Direction
Transcribe the listing in full, excluding any pictures.

Start of Supplied entries

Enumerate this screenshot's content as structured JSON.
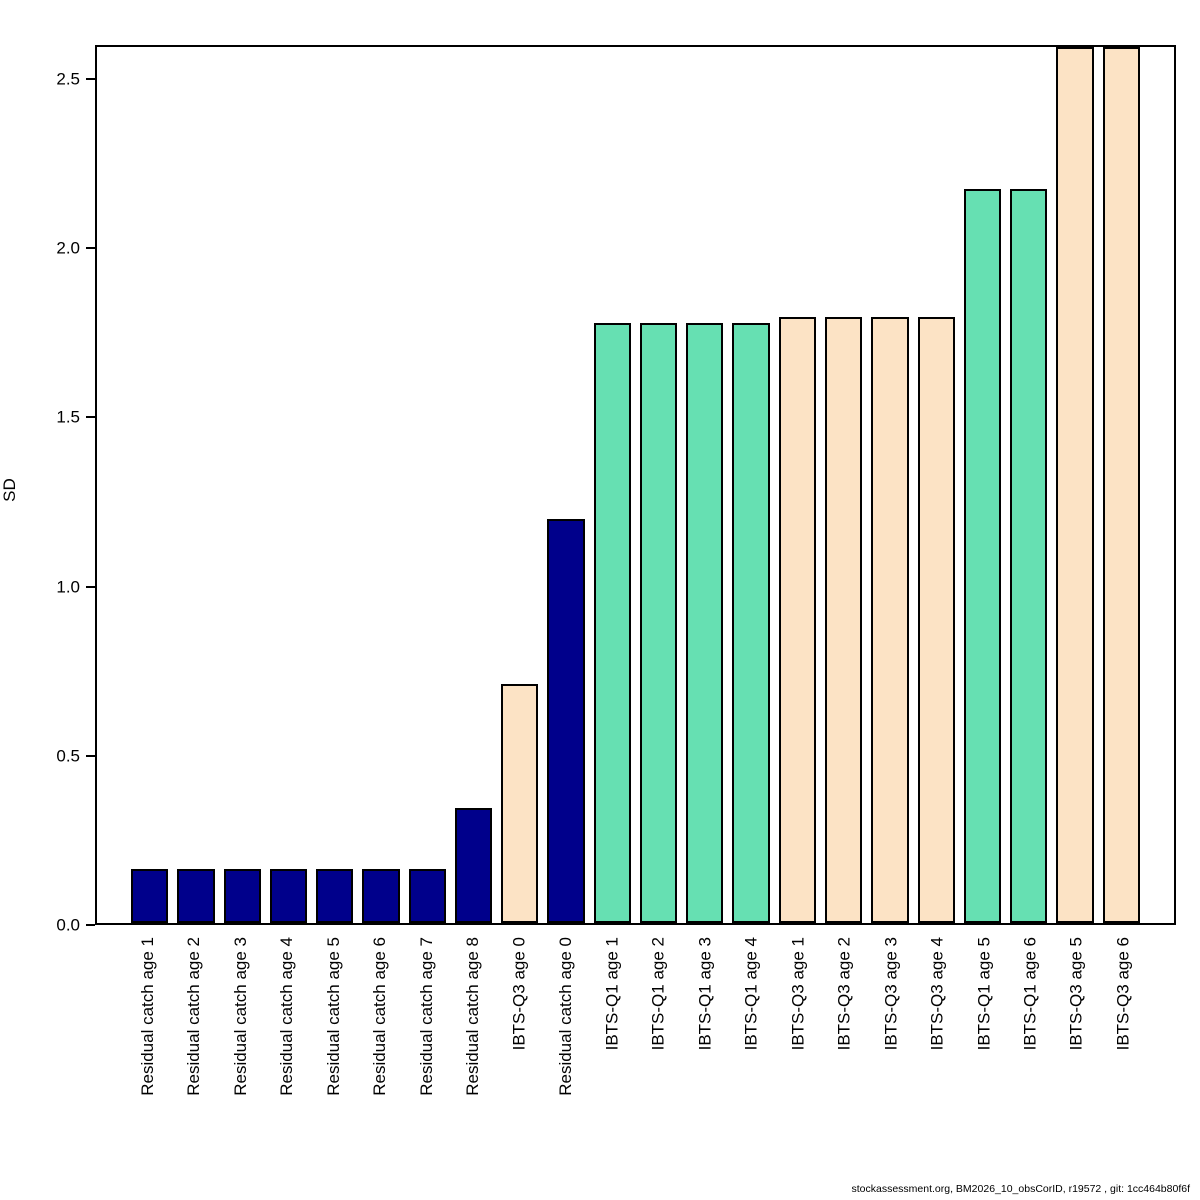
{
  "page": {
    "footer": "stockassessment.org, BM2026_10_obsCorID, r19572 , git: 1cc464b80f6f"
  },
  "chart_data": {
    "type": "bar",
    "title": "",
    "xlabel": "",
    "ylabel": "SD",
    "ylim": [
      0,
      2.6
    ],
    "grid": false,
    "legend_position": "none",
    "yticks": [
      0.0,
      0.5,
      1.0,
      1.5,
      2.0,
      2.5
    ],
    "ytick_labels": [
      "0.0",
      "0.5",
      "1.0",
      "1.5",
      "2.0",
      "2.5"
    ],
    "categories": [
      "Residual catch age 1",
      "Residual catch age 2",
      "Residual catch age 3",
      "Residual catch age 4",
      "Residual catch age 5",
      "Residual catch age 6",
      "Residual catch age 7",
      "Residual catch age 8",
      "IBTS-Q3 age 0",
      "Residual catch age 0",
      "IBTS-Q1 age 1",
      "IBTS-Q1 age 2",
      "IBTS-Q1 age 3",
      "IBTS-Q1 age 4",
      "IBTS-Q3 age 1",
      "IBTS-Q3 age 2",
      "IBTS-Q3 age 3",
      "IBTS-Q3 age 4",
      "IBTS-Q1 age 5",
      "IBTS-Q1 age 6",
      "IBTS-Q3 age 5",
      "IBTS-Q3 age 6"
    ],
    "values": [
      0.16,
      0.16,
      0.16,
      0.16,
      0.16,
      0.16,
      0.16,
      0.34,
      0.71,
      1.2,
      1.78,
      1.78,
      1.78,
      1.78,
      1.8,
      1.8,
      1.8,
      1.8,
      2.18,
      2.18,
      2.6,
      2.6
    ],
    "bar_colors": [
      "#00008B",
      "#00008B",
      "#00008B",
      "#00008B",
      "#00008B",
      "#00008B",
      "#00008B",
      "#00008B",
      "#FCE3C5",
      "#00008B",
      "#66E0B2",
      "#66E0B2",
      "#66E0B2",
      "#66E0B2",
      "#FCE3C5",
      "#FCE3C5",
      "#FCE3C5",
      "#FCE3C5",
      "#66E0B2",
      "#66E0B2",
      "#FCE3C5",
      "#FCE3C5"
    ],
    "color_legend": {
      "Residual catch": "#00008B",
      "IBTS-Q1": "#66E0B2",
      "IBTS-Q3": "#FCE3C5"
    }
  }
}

End of Supplied entries

Written answer
Enumerate this screenshot's content as structured JSON.
{
  "page": {
    "footer": "stockassessment.org, BM2026_10_obsCorID, r19572 , git: 1cc464b80f6f"
  },
  "chart_data": {
    "type": "bar",
    "title": "",
    "xlabel": "",
    "ylabel": "SD",
    "ylim": [
      0,
      2.6
    ],
    "grid": false,
    "legend_position": "none",
    "yticks": [
      0.0,
      0.5,
      1.0,
      1.5,
      2.0,
      2.5
    ],
    "ytick_labels": [
      "0.0",
      "0.5",
      "1.0",
      "1.5",
      "2.0",
      "2.5"
    ],
    "categories": [
      "Residual catch age 1",
      "Residual catch age 2",
      "Residual catch age 3",
      "Residual catch age 4",
      "Residual catch age 5",
      "Residual catch age 6",
      "Residual catch age 7",
      "Residual catch age 8",
      "IBTS-Q3 age 0",
      "Residual catch age 0",
      "IBTS-Q1 age 1",
      "IBTS-Q1 age 2",
      "IBTS-Q1 age 3",
      "IBTS-Q1 age 4",
      "IBTS-Q3 age 1",
      "IBTS-Q3 age 2",
      "IBTS-Q3 age 3",
      "IBTS-Q3 age 4",
      "IBTS-Q1 age 5",
      "IBTS-Q1 age 6",
      "IBTS-Q3 age 5",
      "IBTS-Q3 age 6"
    ],
    "values": [
      0.16,
      0.16,
      0.16,
      0.16,
      0.16,
      0.16,
      0.16,
      0.34,
      0.71,
      1.2,
      1.78,
      1.78,
      1.78,
      1.78,
      1.8,
      1.8,
      1.8,
      1.8,
      2.18,
      2.18,
      2.6,
      2.6
    ],
    "bar_colors": [
      "#00008B",
      "#00008B",
      "#00008B",
      "#00008B",
      "#00008B",
      "#00008B",
      "#00008B",
      "#00008B",
      "#FCE3C5",
      "#00008B",
      "#66E0B2",
      "#66E0B2",
      "#66E0B2",
      "#66E0B2",
      "#FCE3C5",
      "#FCE3C5",
      "#FCE3C5",
      "#FCE3C5",
      "#66E0B2",
      "#66E0B2",
      "#FCE3C5",
      "#FCE3C5"
    ],
    "color_legend": {
      "Residual catch": "#00008B",
      "IBTS-Q1": "#66E0B2",
      "IBTS-Q3": "#FCE3C5"
    }
  }
}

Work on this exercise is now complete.